Using the data below, copy every line that contains the word "Point".

### Records for this exercise
>> Begin
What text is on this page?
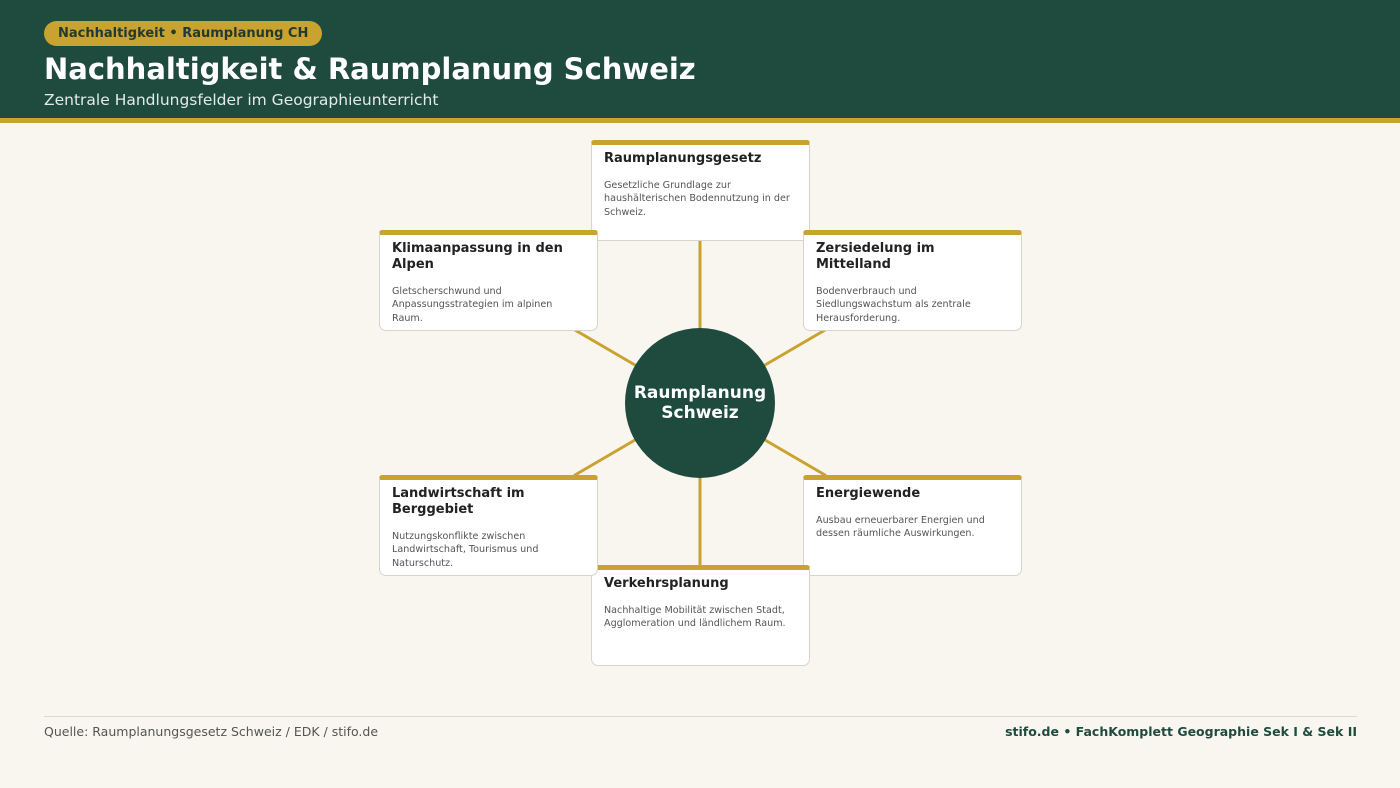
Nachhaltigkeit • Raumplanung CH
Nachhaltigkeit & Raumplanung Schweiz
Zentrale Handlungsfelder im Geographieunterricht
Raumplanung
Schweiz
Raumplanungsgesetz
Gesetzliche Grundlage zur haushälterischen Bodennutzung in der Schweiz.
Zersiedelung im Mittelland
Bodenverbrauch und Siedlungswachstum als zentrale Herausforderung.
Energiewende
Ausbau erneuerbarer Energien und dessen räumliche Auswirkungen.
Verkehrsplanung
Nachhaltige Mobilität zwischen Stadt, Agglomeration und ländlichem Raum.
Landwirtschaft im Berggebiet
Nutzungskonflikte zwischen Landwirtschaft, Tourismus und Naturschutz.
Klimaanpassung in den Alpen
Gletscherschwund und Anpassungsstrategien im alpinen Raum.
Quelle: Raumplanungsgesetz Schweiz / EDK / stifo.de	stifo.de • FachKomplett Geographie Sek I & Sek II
>> End
>> Begin
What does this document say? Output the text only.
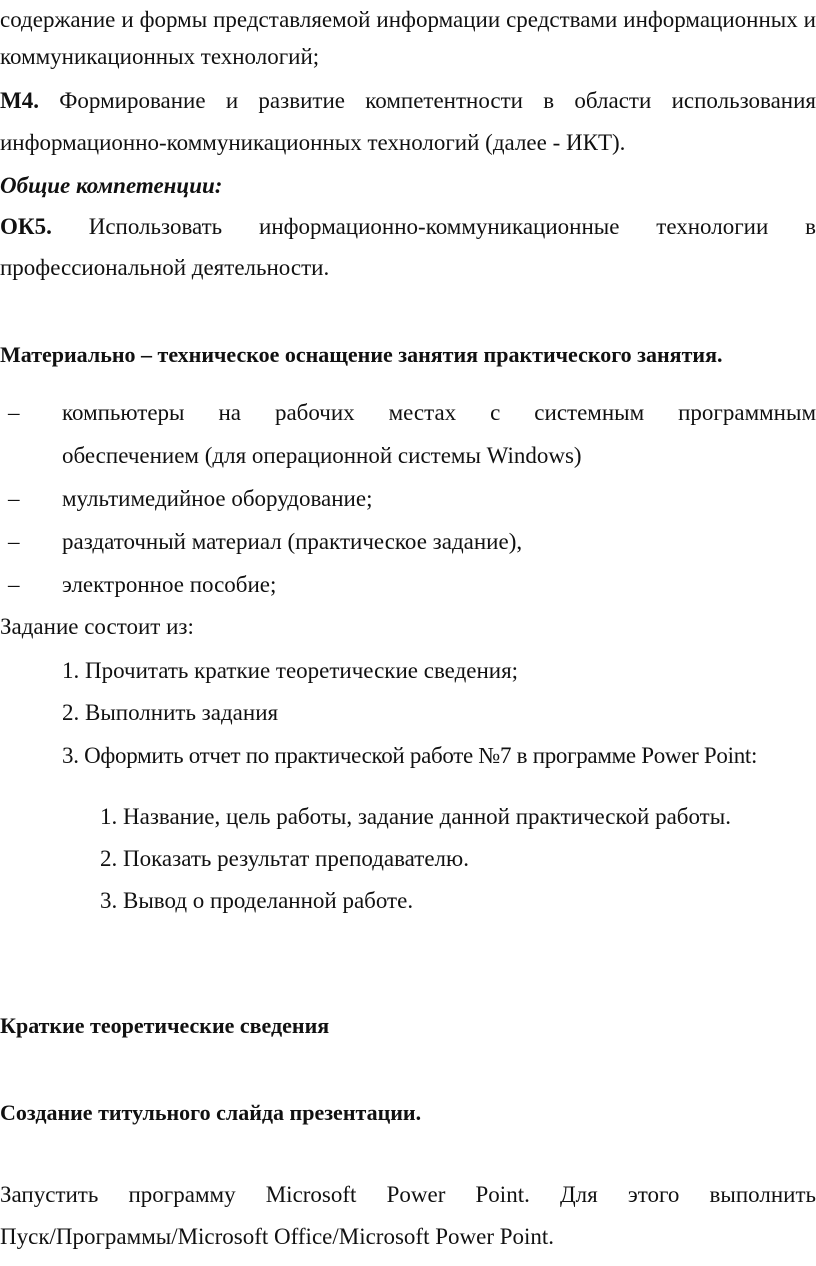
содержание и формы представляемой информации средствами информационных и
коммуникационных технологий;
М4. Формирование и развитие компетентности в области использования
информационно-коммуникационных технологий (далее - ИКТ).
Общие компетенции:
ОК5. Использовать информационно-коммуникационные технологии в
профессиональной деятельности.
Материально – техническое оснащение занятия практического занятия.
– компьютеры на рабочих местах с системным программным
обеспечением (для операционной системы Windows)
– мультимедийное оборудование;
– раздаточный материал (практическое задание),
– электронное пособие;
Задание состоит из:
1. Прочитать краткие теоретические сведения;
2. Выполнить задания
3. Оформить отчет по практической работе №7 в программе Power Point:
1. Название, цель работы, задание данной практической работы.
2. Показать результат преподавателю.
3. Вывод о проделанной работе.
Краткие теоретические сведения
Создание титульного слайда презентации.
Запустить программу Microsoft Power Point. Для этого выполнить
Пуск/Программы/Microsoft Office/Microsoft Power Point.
>> End
### Exercise solution
3. Оформить отчет по практической работе №7 в программе Power Point:
Запустить программу Microsoft Power Point. Для этого выполнить
Пуск/Программы/Microsoft Office/Microsoft Power Point.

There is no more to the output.